**Quoted passage:**
=-=-=-=-=

Theorem 50 (Matrix Multiplication is Not Commutative)

For every $n \ge 2$ , there exist square matrices $A, B \in \mathbb{F}^{n \times n}$ with $AB \neq BA$ .

Proof

Take $n = 2$ and

A = \begin{bmatrix} 2 & 1 \\ 0 & 0 \end{bmatrix}, \qquad B = \begin{bmatrix} 1 & 0 \\ -1 & 0 \end{bmatrix}.

Direct computation gives

AB = \begin{bmatrix} 1 & 0 \\ 0 & 0 \end{bmatrix}, \qquad BA = \begin{bmatrix} 2 & 1 \\ -2 & -1 \end{bmatrix},

which disagree at every entry outside the $(1, 1)$ position. Padding $A$ and $B$ with zeros embeds the same witness into $\mathbb{F}^{n \times n}$ for every $n \ge 2$ .

■

Remark

Two further failures are worth recording. The product of two non-zero matrices may vanish: the choice

A = \begin{bmatrix} 1 & 0 \\ 0 & 0 \end{bmatrix}, \qquad B = \begin{bmatrix} 0 & 0 \\ 0 & 1 \end{bmatrix}

gives $AB = \mathbf{0}$ , so non-zero matrices can multiply to zero. Cancellation fails too: if $AB = AC$ with $A \neq \mathbf{0}$ , it need not follow that $B = C$ . With the same $A$ as above, any two matrices $B, C$ that agree on their first row but differ on their second satisfy $AB = AC$ , because the zero second row of $A$ annihilates every disagreement in the second row of $B$ and $C$ .

Having a well-behaved notion of product, and an identity $I$ that acts as a unit, permits iterating the operation.

=-=-=-=-=

**Stated goal A:** In the passage on matrix multiplication, what value of n does the proof use for its counterexample?
**Stated goal B:** Carry the passage on matrix multiplication forward from its last sentence.

**Data provided:**
=-=-=-=-=

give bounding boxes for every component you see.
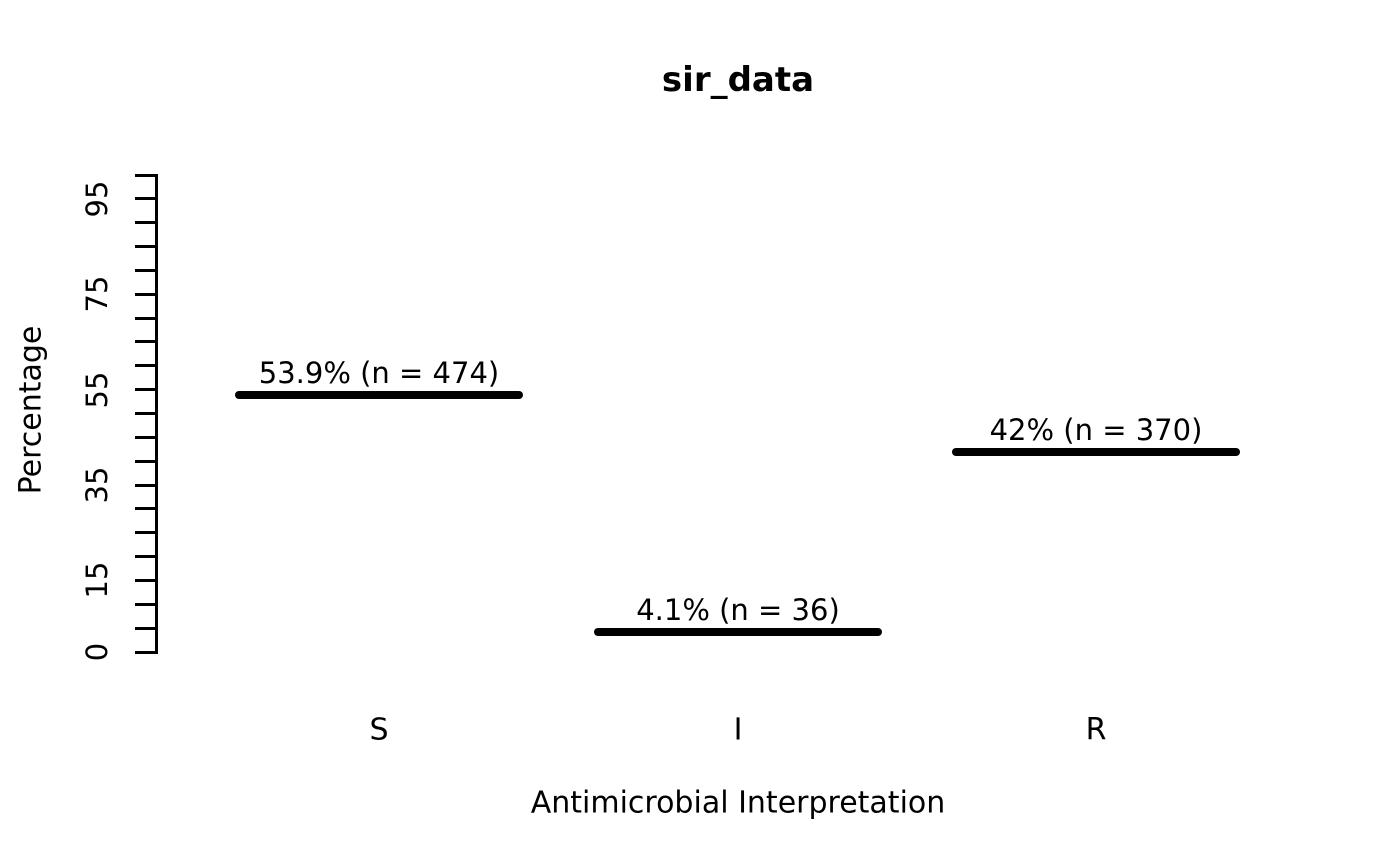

=-=-=-=-=

**Reply A:** n = 2.

**Reply B:**
Definition 47 (Powers of a Square Matrix)

Let $A \in \mathbb{F}^{n \times n}$ be square. For every positive integer $p$ set

A^p = \underbrace{A A \cdots A}_{p \text{ factors}},

and define $A^0 = I$ and $A^1 = A$ .

Theorem 51 (Exponent Laws for Matrix Powers)

For $A \in \mathbb{F}^{n \times n}$ and non-negative integers $p, q$ ,

A^p A^q = A^{p + q}, \qquad (A^p)^q = A^{pq}.

Remark (A Word on Induction)

A few arguments in this lesson depend on a positive integer parameter, such as an exponent $p$ . In such cases we will sometimes use mathematical induction, an important proof technique that we will study properly later in MCEA and again in MA1B.

For now, the version we need is simple:

first verify the statement at an initial value, usually $p = 0$ or $p = 1$ ;
then show that if the statement holds for one value $p = k$ , it must also hold for the next value $p = k + 1$ .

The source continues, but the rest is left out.